LIST OF TASKS →
**a.** In the MAD-M² excerpt, name each analysis listed in its ablation study table.
**b.** Carry on the MAD-M² excerpt, starting right after its final bullet point.

Key takeaway: On stronger models like Math/QwQ, the objective strategy MAD-M²(O) outperforms MAD in most tasks while reducing token overhead to ~0.6x. On the weaker Qwen2.5-7B model, the subjective strategy MAD-M²(S) is more advantageous. Notably, MAD itself often underperforms CoT-SC on Math models, confirming the theoretical analysis.

Ablation Study

Analysis Setting Conclusion
False Memory Identification (Fig.3) Strict S vs. Loose L Objective masking is more accurate for strong models; subjective is better for weak models.
Scaling Agents (Fig.4) \(N_a\) from 3 to 10 Both MAD and MAD-M² gain from more agents; MAD-M²(S) leads in most cases.
Token Consumption Subjective vs. Objective Subjectivity requires extra tokens (×1.2~1.4); objectivity saves tokens (×0.6~0.7) by pruning.

Key Findings

  • False memory is a real bottleneck for MAD: Both theory and real cases show that residual false memory can mislead correct agents. Simply increasing the number of agents can be counterproductive for hard problems.
  • There is no "universal" masking strategy: Weak models rely on semantic self-evaluation (subjective), while strong models rely on perplexity (objective). Strategies must be selected based on model capability.
  • The objective strategy offers excellent cost-performance: On stronger math models, it improves accuracy while saving tokens, making it a practical default choice.

Highlights & Insights

  • Theory-First: Quantifies the relationship between "memory quality and reasoning success" using \(e^{-\alpha N_e}\). It provides success probability bounds for CoT-SC / MAD, proving that "reducing false memory" is superior to "increasing sampling," and explains experimental findings where MAD loses to CoT-SC.
  • Minimalist & Plug-and-Play: No training or model modification required. It only adds a masking step between rounds, making it compatible with any open-source LLM.

(Dataset records)
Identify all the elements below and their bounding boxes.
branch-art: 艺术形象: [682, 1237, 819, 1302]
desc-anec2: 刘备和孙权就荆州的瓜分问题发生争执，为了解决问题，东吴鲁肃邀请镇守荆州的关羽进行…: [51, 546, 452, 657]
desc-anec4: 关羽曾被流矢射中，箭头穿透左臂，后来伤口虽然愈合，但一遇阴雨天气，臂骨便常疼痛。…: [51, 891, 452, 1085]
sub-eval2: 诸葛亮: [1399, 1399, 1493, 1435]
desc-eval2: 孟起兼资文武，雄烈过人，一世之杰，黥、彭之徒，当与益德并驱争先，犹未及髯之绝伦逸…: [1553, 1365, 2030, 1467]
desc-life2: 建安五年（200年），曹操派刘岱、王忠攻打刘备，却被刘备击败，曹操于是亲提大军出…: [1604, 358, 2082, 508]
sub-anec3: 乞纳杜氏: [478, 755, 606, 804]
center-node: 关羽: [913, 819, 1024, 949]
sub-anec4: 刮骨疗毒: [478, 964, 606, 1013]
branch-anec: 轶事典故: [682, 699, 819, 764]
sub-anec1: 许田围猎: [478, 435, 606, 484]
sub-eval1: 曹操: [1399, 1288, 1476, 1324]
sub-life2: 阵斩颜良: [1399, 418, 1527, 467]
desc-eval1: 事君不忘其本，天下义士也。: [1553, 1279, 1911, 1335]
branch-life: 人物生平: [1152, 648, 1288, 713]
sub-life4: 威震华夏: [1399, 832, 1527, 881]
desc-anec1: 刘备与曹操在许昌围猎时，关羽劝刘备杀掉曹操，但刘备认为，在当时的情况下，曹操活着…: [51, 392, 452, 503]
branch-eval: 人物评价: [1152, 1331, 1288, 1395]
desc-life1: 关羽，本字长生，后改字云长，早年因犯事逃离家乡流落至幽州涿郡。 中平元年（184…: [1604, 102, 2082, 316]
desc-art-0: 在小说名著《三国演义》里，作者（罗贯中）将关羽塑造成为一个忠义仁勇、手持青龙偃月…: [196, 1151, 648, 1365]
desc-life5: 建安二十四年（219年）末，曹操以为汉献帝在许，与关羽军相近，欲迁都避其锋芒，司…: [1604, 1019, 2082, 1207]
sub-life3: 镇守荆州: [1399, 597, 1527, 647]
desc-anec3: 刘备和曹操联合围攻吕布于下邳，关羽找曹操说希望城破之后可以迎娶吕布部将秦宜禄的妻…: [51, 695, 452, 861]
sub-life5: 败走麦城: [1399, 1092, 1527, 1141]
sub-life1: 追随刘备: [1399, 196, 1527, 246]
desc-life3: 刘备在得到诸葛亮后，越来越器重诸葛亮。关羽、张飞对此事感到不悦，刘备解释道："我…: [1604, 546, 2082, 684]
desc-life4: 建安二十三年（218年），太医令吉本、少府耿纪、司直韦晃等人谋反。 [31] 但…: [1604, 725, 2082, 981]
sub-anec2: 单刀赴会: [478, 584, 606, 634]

ACTIVITY ANSWERS →
**a.** False Memory Identification, Scaling Agents, Token Consumption

**b.**
  • Memory Quality as a First-Class Citizen: Operationalizes the analogy of "debate = in-context learning" and "false memory = low-quality example" into a controllable filtering mechanism.

Limitations & Future Work

  • Inconsistent Gains: On certain easy problems (e.g., GSM8K) and weak models, masking slightly reduces accuracy, suggesting that filtering might mistakenly remove useful memories.
  • Manual Strategy Selection: Choosing between subjective and objective strategies depends highly on model capability and rule strictness, with no automatic selection mechanism currently available.
  • Limited Scale: Primarily verified with 3 agents / 2 rounds on 7B~32B models. Performance across more rounds, larger scales, and more diverse tasks remains to be explored.
  • Strong Theoretical Assumptions: Assumptions like \(e^{-\alpha N_e}\) and homogeneous agents are simplified models; their alignment with real LLM behavior requires further validation.
  • MAD Taxonomy: Built on the foundation of multi-agent debate by Du et al. (2023). Unlike S-MAD (Li et al. 2024), which uses static/random graphs for sparse communication, or S²-MAD (Zeng et al. 2025), which reduces trivial exchanges, this work dynamically decides memory selection based on agent evaluation or internal states.
  • Test-Time Scaling: Aligns with CoT-SC and test-time scaling but emphasizes that "improving quality is more important than increasing quantity."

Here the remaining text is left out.